TASK TO COMPLETE:
Retype the whole listing verbatim and keep the pictures out of it.

DATA ROWS:
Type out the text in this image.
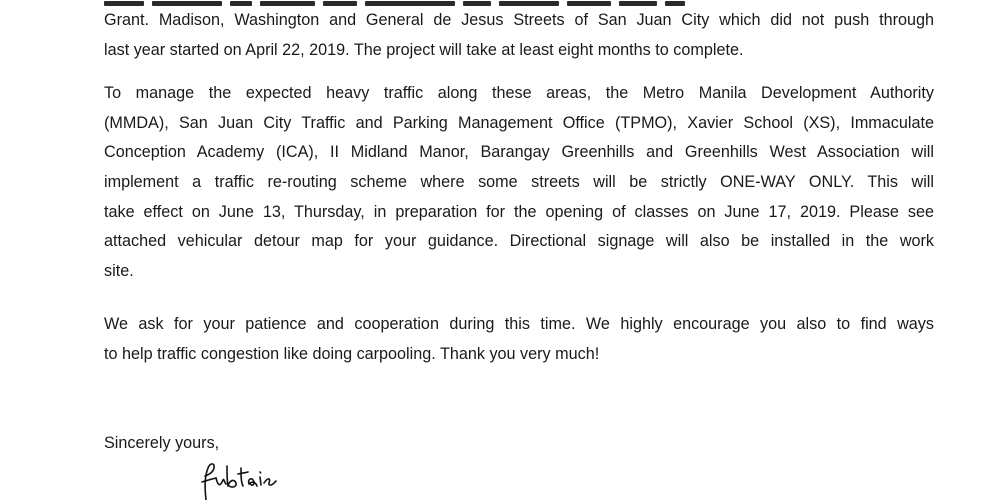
Grant. Madison, Washington and General de Jesus Streets of San Juan City which did not push through
last year started on April 22, 2019. The project will take at least eight months to complete.

To manage the expected heavy traffic along these areas, the Metro Manila Development Authority
(MMDA), San Juan City Traffic and Parking Management Office (TPMO), Xavier School (XS), Immaculate
Conception Academy (ICA), II Midland Manor, Barangay Greenhills and Greenhills West Association will
implement a traffic re-routing scheme where some streets will be strictly ONE-WAY ONLY. This will
take effect on June 13, Thursday, in preparation for the opening of classes on June 17, 2019. Please see
attached vehicular detour map for your guidance. Directional signage will also be installed in the work
site.

We ask for your patience and cooperation during this time. We highly encourage you also to find ways
to help traffic congestion like doing carpooling. Thank you very much!

Sincerely yours,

TASK RESULT:
Type out the text in this image.
Grant. Madison, Washington and General de Jesus Streets of San Juan City which did not push through
last year started on April 22, 2019. The project will take at least eight months to complete.

To manage the expected heavy traffic along these areas, the Metro Manila Development Authority
(MMDA), San Juan City Traffic and Parking Management Office (TPMO), Xavier School (XS), Immaculate
Conception Academy (ICA), II Midland Manor, Barangay Greenhills and Greenhills West Association will
implement a traffic re-routing scheme where some streets will be strictly ONE-WAY ONLY. This will
take effect on June 13, Thursday, in preparation for the opening of classes on June 17, 2019. Please see
attached vehicular detour map for your guidance. Directional signage will also be installed in the work
site.

We ask for your patience and cooperation during this time. We highly encourage you also to find ways
to help traffic congestion like doing carpooling. Thank you very much!

Sincerely yours,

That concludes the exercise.